[What you should do]:
For each line below that contains the string "лимон", copy that line.

Data excerpts
* START *

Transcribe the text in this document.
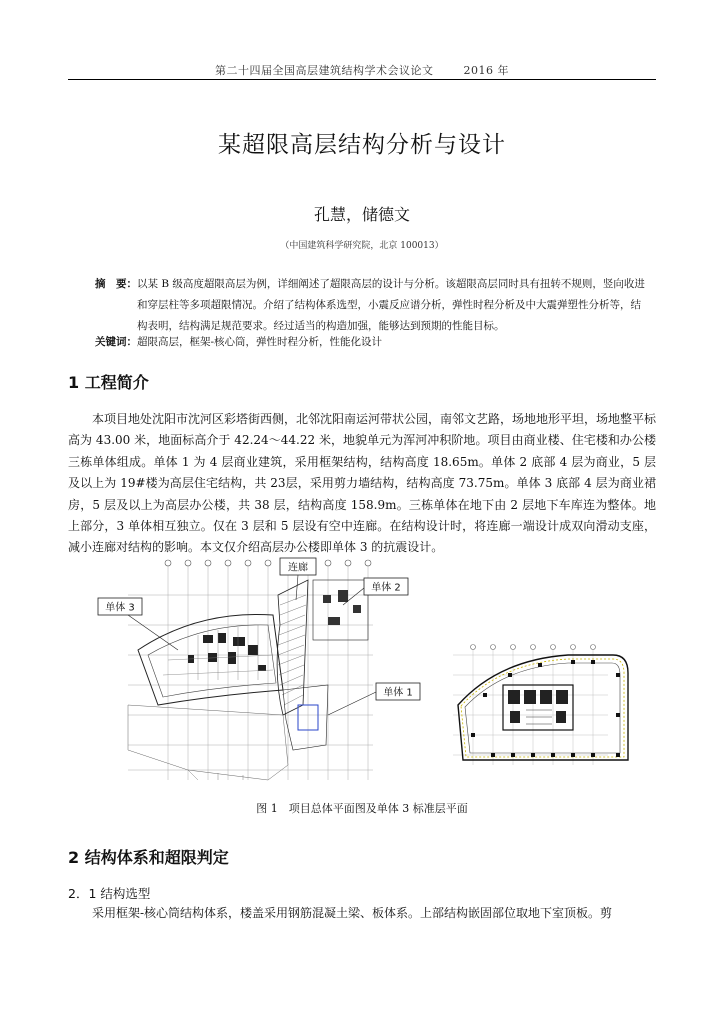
第二十四届全国高层建筑结构学术会议论文	2016 年
某超限高层结构分析与设计
孔慧，储德文
（中国建筑科学研究院，北京 100013）
摘　要：以某 B 级高度超限高层为例，详细阐述了超限高层的设计与分析。该超限高层同时具有扭转不规则，竖向收进和穿层柱等多项超限情况。介绍了结构体系选型，小震反应谱分析，弹性时程分析及中大震弹塑性分析等，结构表明，结构满足规范要求。经过适当的构造加强，能够达到预期的性能目标。
关键词：超限高层，框架-核心筒，弹性时程分析，性能化设计
1 工程简介
本项目地处沈阳市沈河区彩塔街西侧，北邻沈阳南运河带状公园，南邻文艺路，场地地形平坦，场地整平标高为 43.00 米，地面标高介于 42.24～44.22 米，地貌单元为浑河冲积阶地。项目由商业楼、住宅楼和办公楼三栋单体组成。单体 1 为 4 层商业建筑，采用框架结构，结构高度 18.65m。单体 2 底部 4 层为商业，5 层及以上为 19#楼为高层住宅结构，共 23层，采用剪力墙结构，结构高度 73.75m。单体 3 底部 4 层为商业裙房，5 层及以上为高层办公楼，共 38 层，结构高度 158.9m。三栋单体在地下由 2 层地下车库连为整体。地上部分，3 单体相互独立。仅在 3 层和 5 层设有空中连廊。在结构设计时，将连廊一端设计成双向滑动支座，减小连廊对结构的影响。本文仅介绍高层办公楼即单体 3 的抗震设计。
连廊
单体 2
单体 3
单体 1
图 1　项目总体平面图及单体 3 标准层平面
2 结构体系和超限判定
2．1 结构选型
采用框架-核心筒结构体系，楼盖采用钢筋混凝土梁、板体系。上部结构嵌固部位取地下室顶板。剪
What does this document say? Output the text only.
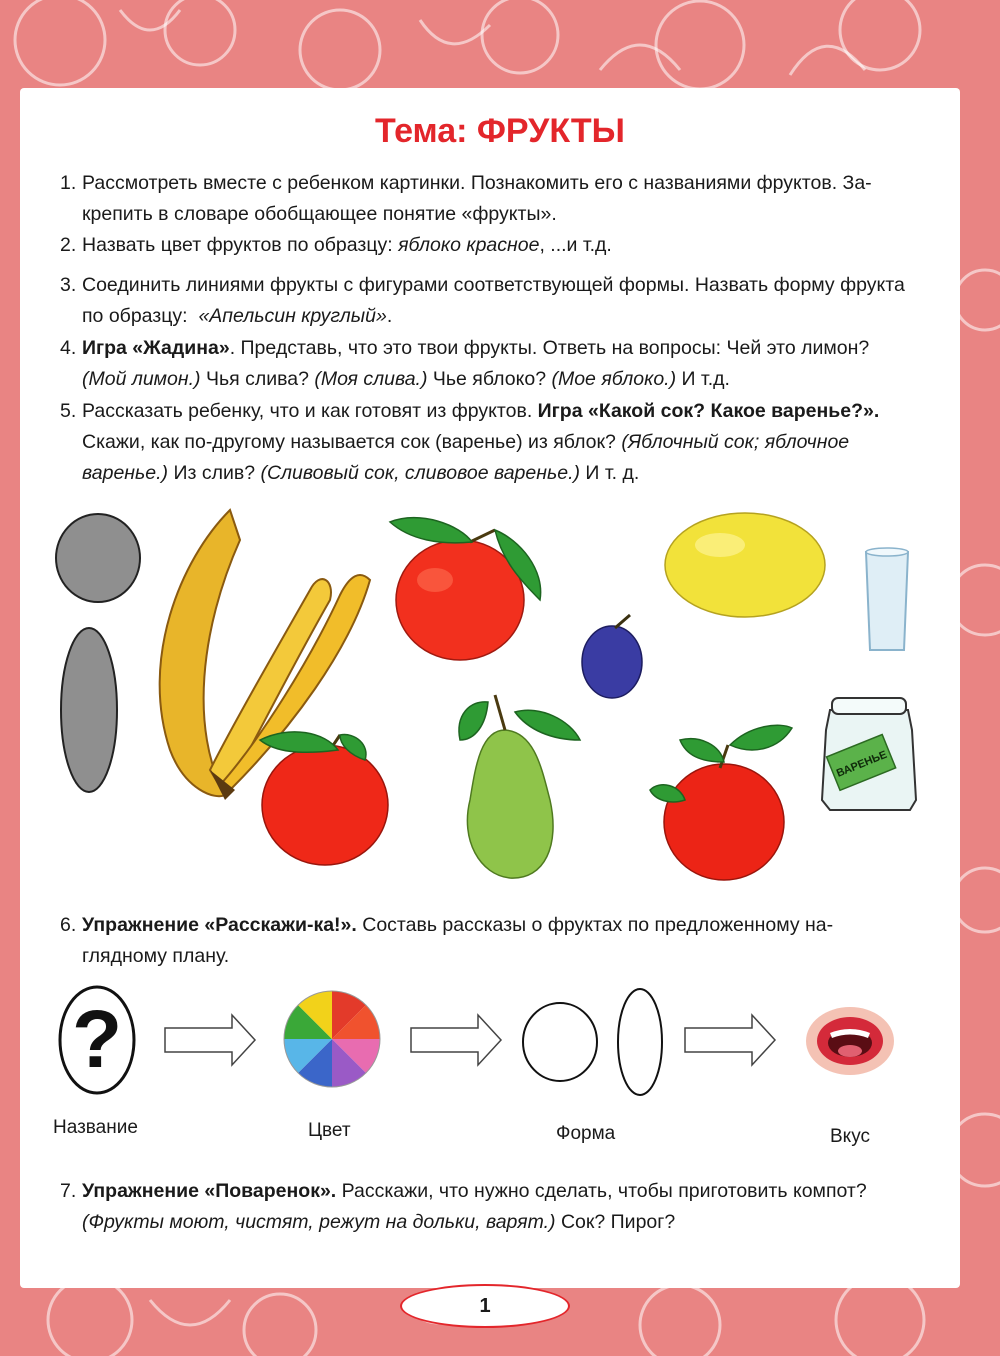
Тема: ФРУКТЫ
1. Рассмотреть вместе с ребенком картинки. Познакомить его с названиями фруктов. За-
крепить в словаре обобщающее понятие «фрукты».
2. Назвать цвет фруктов по образцу: яблоко красное, ...и т.д.
3. Соединить линиями фрукты с фигурами соответствующей формы. Назвать форму фрукта
по образцу: «Апельсин круглый».
4. Игра «Жадина». Представь, что это твои фрукты. Ответь на вопросы: Чей это лимон?
(Мой лимон.) Чья слива? (Моя слива.) Чье яблоко? (Мое яблоко.) И т.д.
5. Рассказать ребенку, что и как готовят из фруктов. Игра «Какой сок? Какое варенье?».
Скажи, как по-другому называется сок (варенье) из яблок? (Яблочный сок; яблочное варенье.) Из слив? (Сливовый сок, сливовое варенье.) И т. д.
ВАРЕНЬЕ
6. Упражнение «Расскажи-ка!». Составь рассказы о фруктах по предложенному на-
глядному плану.
?
Название	Цвет	Форма	Вкус
7. Упражнение «Поваренок». Расскажи, что нужно сделать, чтобы приготовить компот?
(Фрукты моют, чистят, режут на дольки, варят.) Сок? Пирог?
1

* END *

[Reply to the task]:
4. Игра «Жадина». Представь, что это твои фрукты. Ответь на вопросы: Чей это лимон?
(Мой лимон.) Чья слива? (Моя слива.) Чье яблоко? (Мое яблоко.) И т.д.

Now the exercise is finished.